» EXERCISE DIRECTIONS: Transcribe the records in full, keeping every character as it is.

**** STORED RECORDS ****

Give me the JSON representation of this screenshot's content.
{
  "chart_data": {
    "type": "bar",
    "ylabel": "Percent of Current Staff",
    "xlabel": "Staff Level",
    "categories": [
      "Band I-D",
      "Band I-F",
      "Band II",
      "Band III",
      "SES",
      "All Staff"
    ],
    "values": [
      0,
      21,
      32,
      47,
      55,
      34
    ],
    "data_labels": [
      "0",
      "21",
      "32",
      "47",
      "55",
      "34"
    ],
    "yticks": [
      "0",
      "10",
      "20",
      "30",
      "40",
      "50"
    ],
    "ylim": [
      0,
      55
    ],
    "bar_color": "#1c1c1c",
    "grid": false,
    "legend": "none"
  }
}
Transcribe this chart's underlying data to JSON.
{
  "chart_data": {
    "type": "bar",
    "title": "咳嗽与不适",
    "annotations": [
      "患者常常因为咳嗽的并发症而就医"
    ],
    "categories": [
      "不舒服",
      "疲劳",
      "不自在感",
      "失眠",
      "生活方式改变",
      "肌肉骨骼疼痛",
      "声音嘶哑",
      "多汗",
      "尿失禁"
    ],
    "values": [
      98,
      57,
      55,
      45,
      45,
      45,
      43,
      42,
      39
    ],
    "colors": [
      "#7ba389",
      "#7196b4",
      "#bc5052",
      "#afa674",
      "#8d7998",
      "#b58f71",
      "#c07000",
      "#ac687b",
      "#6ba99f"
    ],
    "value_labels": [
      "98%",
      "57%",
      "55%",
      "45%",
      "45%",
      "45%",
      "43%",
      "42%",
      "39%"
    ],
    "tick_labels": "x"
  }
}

****

» EXPECTED ANSWER:
Give me the JSON representation of this screenshot's content.
{
  "chart_data": {
    "type": "bar",
    "ylabel": "Percent of Current Staff",
    "xlabel": "Staff Level",
    "categories": [
      "Band I-D",
      "Band I-F",
      "Band II",
      "Band III",
      "SES",
      "All Staff"
    ],
    "values": [
      0,
      21,
      32,
      47,
      55,
      34
    ],
    "data_labels": [
      "0",
      "21",
      "32",
      "47",
      "55",
      "34"
    ],
    "yticks": [
      "0",
      "10",
      "20",
      "30",
      "40",
      "50"
    ],
    "ylim": [
      0,
      55
    ],
    "bar_color": "#1c1c1c",
    "grid": false,
    "legend": "none"
  }
}
Transcribe this chart's underlying data to JSON.
{
  "chart_data": {
    "type": "bar",
    "title": "咳嗽与不适",
    "annotations": [
      "患者常常因为咳嗽的并发症而就医"
    ],
    "categories": [
      "不舒服",
      "疲劳",
      "不自在感",
      "失眠",
      "生活方式改变",
      "肌肉骨骼疼痛",
      "声音嘶哑",
      "多汗",
      "尿失禁"
    ],
    "values": [
      98,
      57,
      55,
      45,
      45,
      45,
      43,
      42,
      39
    ],
    "colors": [
      "#7ba389",
      "#7196b4",
      "#bc5052",
      "#afa674",
      "#8d7998",
      "#b58f71",
      "#c07000",
      "#ac687b",
      "#6ba99f"
    ],
    "value_labels": [
      "98%",
      "57%",
      "55%",
      "45%",
      "45%",
      "45%",
      "43%",
      "42%",
      "39%"
    ],
    "tick_labels": "x"
  }
}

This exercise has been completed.